Faithfully return all lines, omitting every embedded picture.

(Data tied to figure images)
+ + + + + + +

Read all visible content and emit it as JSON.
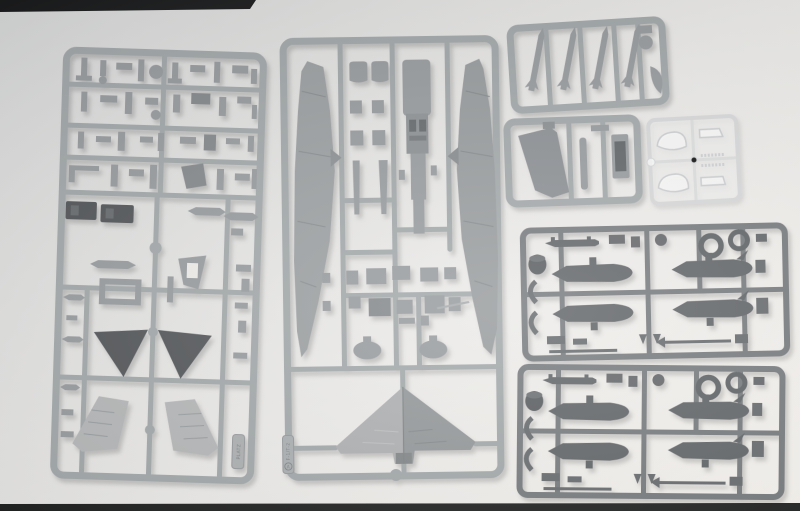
{
  "photo": {
    "subject": "Injection-molded plastic sprues (runner frames) of a 1/144 scale model jet aircraft kit photographed on a white background",
    "kit_marking": "F-1/T-2",
    "maker_marking": "PLATZ",
    "background_top_color": "#d2d3d3",
    "background_bottom_color": "#f4f1ec",
    "edge_bar_color": "#101010",
    "gray_plastic_color": "#9aa0a2",
    "dark_plastic_color": "#6b6f72",
    "clear_plastic_color": "#e8e9e9"
  },
  "sprues": [
    {
      "name": "detail parts sprue",
      "position": "left",
      "plastic": "gray",
      "marking": "PLATZ",
      "parts": [
        "landing gear struts",
        "gear doors",
        "two dark ejection seats",
        "slender tank halves",
        "rectangular frame part",
        "two dark tailplanes",
        "two light upper wing halves",
        "many small fittings"
      ]
    },
    {
      "name": "main airframe sprue",
      "position": "center",
      "plastic": "gray",
      "marking": "F-1/T-2",
      "marking_letter": "A",
      "parts": [
        "left fuselage half",
        "right fuselage half",
        "intake lips",
        "underwing pylons",
        "fuselage spine with engine detail",
        "grid of small hatch squares",
        "two gear pods",
        "one-piece delta wing"
      ]
    },
    {
      "name": "missile sprue",
      "position": "top-right",
      "plastic": "gray",
      "parts": [
        "four slender missiles",
        "round radome",
        "curved fairing"
      ]
    },
    {
      "name": "fin sprue",
      "position": "mid-right",
      "plastic": "gray",
      "parts": [
        "vertical fin",
        "blade part",
        "hatch panel with recess"
      ]
    },
    {
      "name": "clear parts sprue",
      "position": "mid-right outer",
      "plastic": "clear",
      "parts": [
        "two canopy sections",
        "two windscreen pieces",
        "serrated clear strips"
      ]
    },
    {
      "name": "drop tank sprue 1",
      "position": "right middle",
      "plastic": "dark gray",
      "parts": [
        "four drop tank halves",
        "two nozzle rings",
        "finned probe",
        "dark knob",
        "C-brackets",
        "thin rods and fins"
      ]
    },
    {
      "name": "drop tank sprue 2",
      "position": "bottom right",
      "plastic": "dark gray",
      "parts": [
        "four drop tank halves",
        "two nozzle rings",
        "finned probe",
        "dark knob",
        "C-brackets",
        "thin rods and fins"
      ]
    }
  ]
}
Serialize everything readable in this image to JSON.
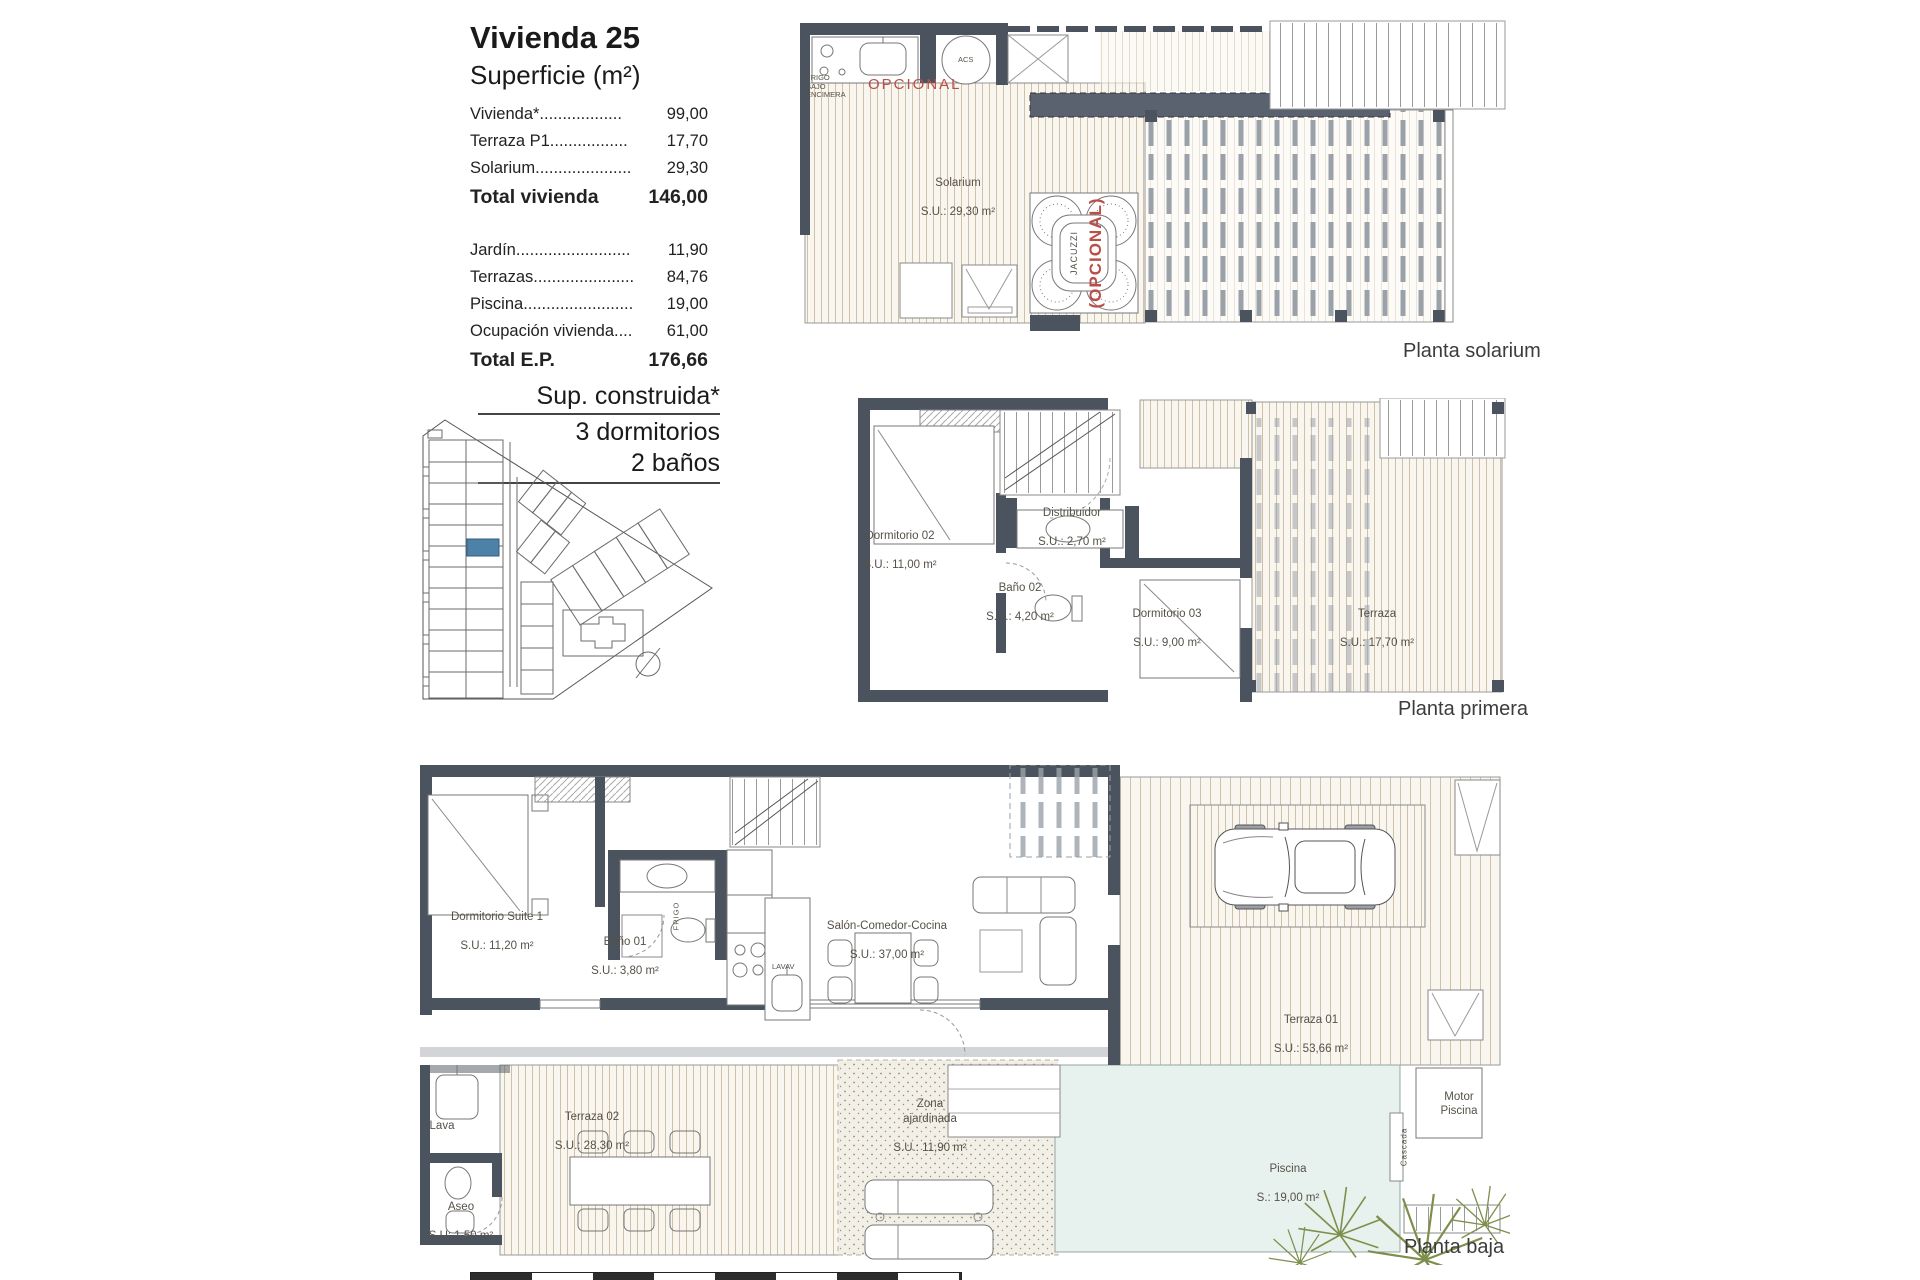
{
  "info": {
    "title": "Vivienda 25",
    "subtitle": "Superficie (m²)",
    "rows": [
      {
        "label": "Vivienda*..................",
        "value": "99,00"
      },
      {
        "label": "Terraza P1.................",
        "value": "17,70"
      },
      {
        "label": "Solarium.....................",
        "value": "29,30"
      },
      {
        "label": "Total vivienda",
        "value": "146,00"
      },
      {
        "label": "Jardín.........................",
        "value": "11,90"
      },
      {
        "label": "Terrazas......................",
        "value": "84,76"
      },
      {
        "label": "Piscina........................",
        "value": "19,00"
      },
      {
        "label": "Ocupación vivienda....",
        "value": "61,00"
      },
      {
        "label": "Total E.P.",
        "value": "176,66"
      }
    ],
    "construida": {
      "line1": "Sup. construida*",
      "line2": "3 dormitorios",
      "line3": "2 baños"
    }
  },
  "plans": {
    "solarium": {
      "name": "Planta solarium",
      "room": "Solarium",
      "room_area": "S.U.: 29,30 m²",
      "opcional": "OPCIONAL",
      "jacuzzi": "JACUZZI",
      "jacuzzi_note": "(OPCIONAL)",
      "frigo": "FRIGO\nBAJO\nENCIMERA",
      "acs": "ACS"
    },
    "primera": {
      "name": "Planta primera",
      "rooms": [
        {
          "name": "Dormitorio 02",
          "area": "S.U.: 11,00 m²"
        },
        {
          "name": "Distribuidor",
          "area": "S.U.: 2,70 m²"
        },
        {
          "name": "Baño 02",
          "area": "S.U.: 4,20 m²"
        },
        {
          "name": "Dormitorio 03",
          "area": "S.U.: 9,00 m²"
        },
        {
          "name": "Terraza",
          "area": "S.U.: 17,70 m²"
        }
      ]
    },
    "baja": {
      "name": "Planta baja",
      "rooms": [
        {
          "name": "Dormitorio Suite 1",
          "area": "S.U.: 11,20 m²"
        },
        {
          "name": "Baño 01",
          "area": "S.U.: 3,80 m²"
        },
        {
          "name": "Salón-Comedor-Cocina",
          "area": "S.U.: 37,00 m²"
        },
        {
          "name": "Terraza 01",
          "area": "S.U.: 53,66 m²"
        },
        {
          "name": "Terraza 02",
          "area": "S.U.: 28,30 m²"
        },
        {
          "name": "Zona\najardinada",
          "area": "S.U.: 11,90 m²"
        },
        {
          "name": "Piscina",
          "area": "S.: 19,00 m²"
        },
        {
          "name": "Aseo",
          "area": "S.U: 1,50 m²"
        }
      ],
      "labels": {
        "lava": "Lava",
        "motor": "Motor\nPiscina",
        "cascada": "Cascada",
        "frigo": "FRIGO",
        "lavav": "LAVAV"
      }
    }
  },
  "colors": {
    "accent_red": "#b94f48",
    "highlight_blue": "#4e81a8",
    "pool": "#e7f1ee",
    "wall": "#4b545e",
    "deck_line": "#cec1a8"
  }
}
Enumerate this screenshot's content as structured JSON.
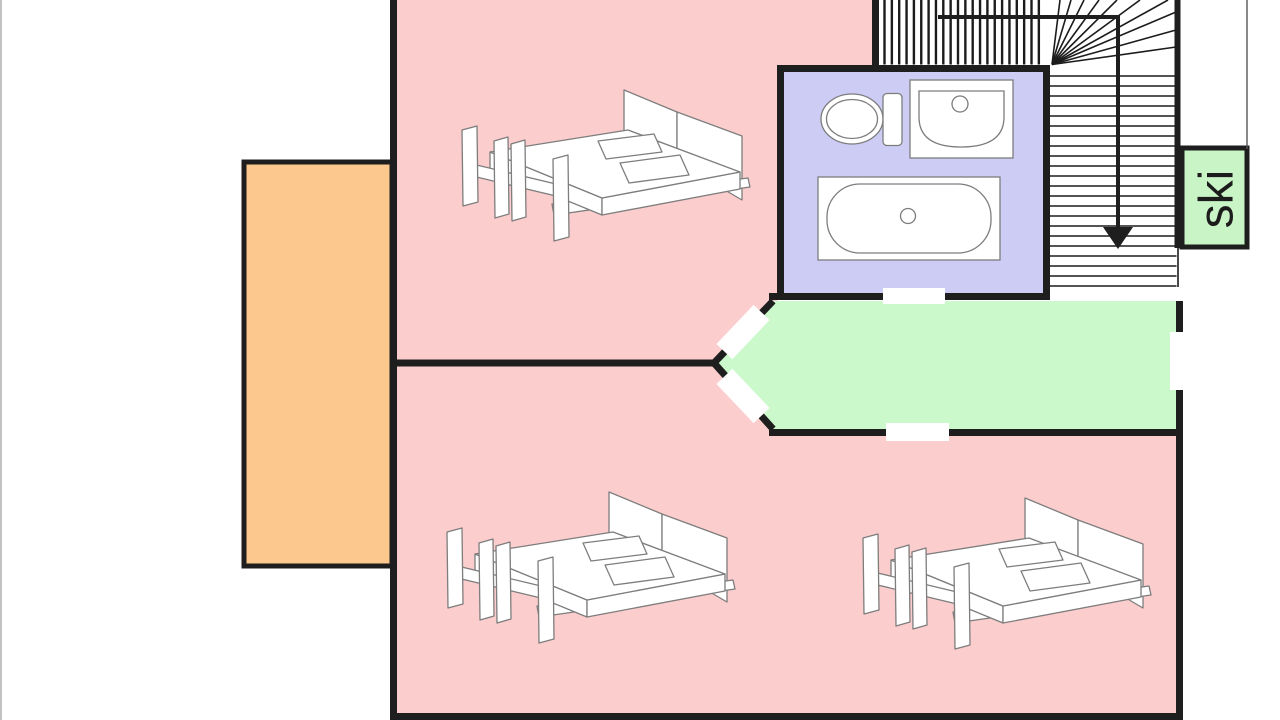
{
  "labels": {
    "ski": "ski"
  },
  "colors": {
    "bedroom": "#fccdcd",
    "bathroom": "#ccccf4",
    "hallway": "#ccf9cc",
    "balcony": "#fcc88e",
    "ski_box": "#c9f4c6",
    "wall": "#1e1e1e",
    "stair_line": "#1c1c1c",
    "fixture_stroke": "#7d7d7d",
    "door": "#ffffff",
    "text": "#1c1c1c"
  }
}
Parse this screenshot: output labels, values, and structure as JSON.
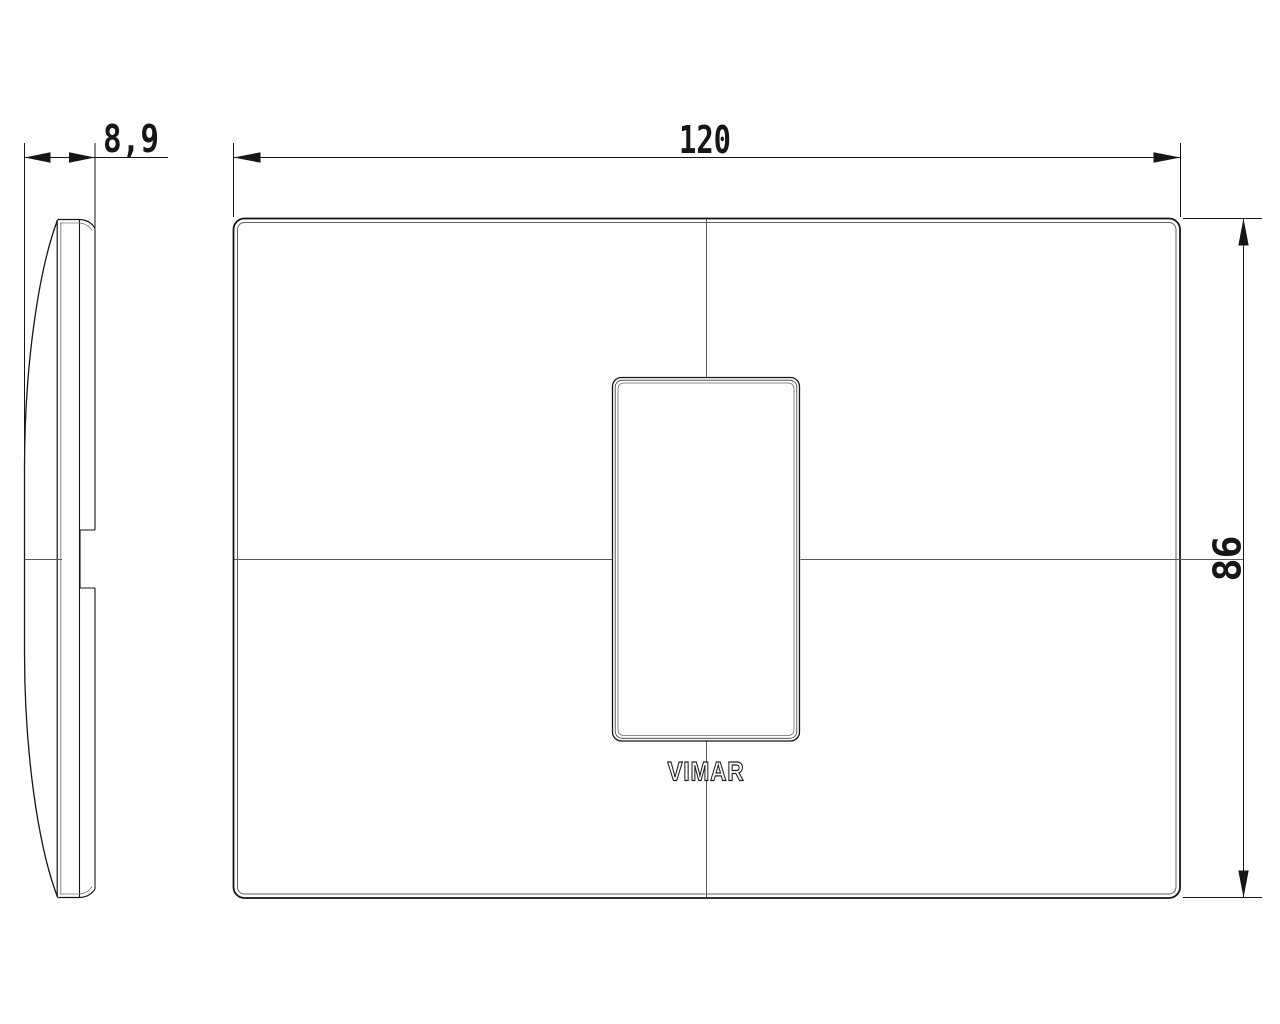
{
  "drawing": {
    "description": "technical-drawing-cover-plate",
    "dimensions": {
      "width_label": "120",
      "height_label": "86",
      "depth_label": "8,9"
    },
    "logo": "VIMAR",
    "colors": {
      "background": "#ffffff",
      "outline": "#161616",
      "secondary_line": "#6a6a6a",
      "centerline": "#5a5a5a"
    }
  }
}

+ + + + + + +

*Reply to the exercise*:
Read all visible content and emit it as JSON.
{
  "photo": {
    "subject": "Injection-molded plastic sprues (runner frames) of a 1/144 scale model jet aircraft kit photographed on a white background",
    "kit_marking": "F-1/T-2",
    "maker_marking": "PLATZ",
    "background_top_color": "#d2d3d3",
    "background_bottom_color": "#f4f1ec",
    "edge_bar_color": "#101010",
    "gray_plastic_color": "#9aa0a2",
    "dark_plastic_color": "#6b6f72",
    "clear_plastic_color": "#e8e9e9"
  },
  "sprues": [
    {
      "name": "detail parts sprue",
      "position": "left",
      "plastic": "gray",
      "marking": "PLATZ",
      "parts": [
        "landing gear struts",
        "gear doors",
        "two dark ejection seats",
        "slender tank halves",
        "rectangular frame part",
        "two dark tailplanes",
        "two light upper wing halves",
        "many small fittings"
      ]
    },
    {
      "name": "main airframe sprue",
      "position": "center",
      "plastic": "gray",
      "marking": "F-1/T-2",
      "marking_letter": "A",
      "parts": [
        "left fuselage half",
        "right fuselage half",
        "intake lips",
        "underwing pylons",
        "fuselage spine with engine detail",
        "grid of small hatch squares",
        "two gear pods",
        "one-piece delta wing"
      ]
    },
    {
      "name": "missile sprue",
      "position": "top-right",
      "plastic": "gray",
      "parts": [
        "four slender missiles",
        "round radome",
        "curved fairing"
      ]
    },
    {
      "name": "fin sprue",
      "position": "mid-right",
      "plastic": "gray",
      "parts": [
        "vertical fin",
        "blade part",
        "hatch panel with recess"
      ]
    },
    {
      "name": "clear parts sprue",
      "position": "mid-right outer",
      "plastic": "clear",
      "parts": [
        "two canopy sections",
        "two windscreen pieces",
        "serrated clear strips"
      ]
    },
    {
      "name": "drop tank sprue 1",
      "position": "right middle",
      "plastic": "dark gray",
      "parts": [
        "four drop tank halves",
        "two nozzle rings",
        "finned probe",
        "dark knob",
        "C-brackets",
        "thin rods and fins"
      ]
    },
    {
      "name": "drop tank sprue 2",
      "position": "bottom right",
      "plastic": "dark gray",
      "parts": [
        "four drop tank halves",
        "two nozzle rings",
        "finned probe",
        "dark knob",
        "C-brackets",
        "thin rods and fins"
      ]
    }
  ]
}
Serialize everything readable in this image to JSON.
{
  "info": {
    "title": "Vivienda 25",
    "subtitle": "Superficie (m²)",
    "rows": [
      {
        "label": "Vivienda*..................",
        "value": "99,00"
      },
      {
        "label": "Terraza P1.................",
        "value": "17,70"
      },
      {
        "label": "Solarium.....................",
        "value": "29,30"
      },
      {
        "label": "Total vivienda",
        "value": "146,00"
      },
      {
        "label": "Jardín.........................",
        "value": "11,90"
      },
      {
        "label": "Terrazas......................",
        "value": "84,76"
      },
      {
        "label": "Piscina........................",
        "value": "19,00"
      },
      {
        "label": "Ocupación vivienda....",
        "value": "61,00"
      },
      {
        "label": "Total E.P.",
        "value": "176,66"
      }
    ],
    "construida": {
      "line1": "Sup. construida*",
      "line2": "3 dormitorios",
      "line3": "2 baños"
    }
  },
  "plans": {
    "solarium": {
      "name": "Planta solarium",
      "room": "Solarium",
      "room_area": "S.U.: 29,30 m²",
      "opcional": "OPCIONAL",
      "jacuzzi": "JACUZZI",
      "jacuzzi_note": "(OPCIONAL)",
      "frigo": "FRIGO\nBAJO\nENCIMERA",
      "acs": "ACS"
    },
    "primera": {
      "name": "Planta primera",
      "rooms": [
        {
          "name": "Dormitorio 02",
          "area": "S.U.: 11,00 m²"
        },
        {
          "name": "Distribuidor",
          "area": "S.U.: 2,70 m²"
        },
        {
          "name": "Baño 02",
          "area": "S.U.: 4,20 m²"
        },
        {
          "name": "Dormitorio 03",
          "area": "S.U.: 9,00 m²"
        },
        {
          "name": "Terraza",
          "area": "S.U.: 17,70 m²"
        }
      ]
    },
    "baja": {
      "name": "Planta baja",
      "rooms": [
        {
          "name": "Dormitorio Suite 1",
          "area": "S.U.: 11,20 m²"
        },
        {
          "name": "Baño 01",
          "area": "S.U.: 3,80 m²"
        },
        {
          "name": "Salón-Comedor-Cocina",
          "area": "S.U.: 37,00 m²"
        },
        {
          "name": "Terraza 01",
          "area": "S.U.: 53,66 m²"
        },
        {
          "name": "Terraza 02",
          "area": "S.U.: 28,30 m²"
        },
        {
          "name": "Zona\najardinada",
          "area": "S.U.: 11,90 m²"
        },
        {
          "name": "Piscina",
          "area": "S.: 19,00 m²"
        },
        {
          "name": "Aseo",
          "area": "S.U: 1,50 m²"
        }
      ],
      "labels": {
        "lava": "Lava",
        "motor": "Motor\nPiscina",
        "cascada": "Cascada",
        "frigo": "FRIGO",
        "lavav": "LAVAV"
      }
    }
  },
  "colors": {
    "accent_red": "#b94f48",
    "highlight_blue": "#4e81a8",
    "pool": "#e7f1ee",
    "wall": "#4b545e",
    "deck_line": "#cec1a8"
  }
}
Enumerate this screenshot's content as structured JSON.
{
  "labels": {
    "ski": "ski"
  },
  "colors": {
    "bedroom": "#fccdcd",
    "bathroom": "#ccccf4",
    "hallway": "#ccf9cc",
    "balcony": "#fcc88e",
    "ski_box": "#c9f4c6",
    "wall": "#1e1e1e",
    "stair_line": "#1c1c1c",
    "fixture_stroke": "#7d7d7d",
    "door": "#ffffff",
    "text": "#1c1c1c"
  }
}
Parse this screenshot: output labels, values, and structure as JSON.
{
  "drawing": {
    "description": "technical-drawing-cover-plate",
    "dimensions": {
      "width_label": "120",
      "height_label": "86",
      "depth_label": "8,9"
    },
    "logo": "VIMAR",
    "colors": {
      "background": "#ffffff",
      "outline": "#161616",
      "secondary_line": "#6a6a6a",
      "centerline": "#5a5a5a"
    }
  }
}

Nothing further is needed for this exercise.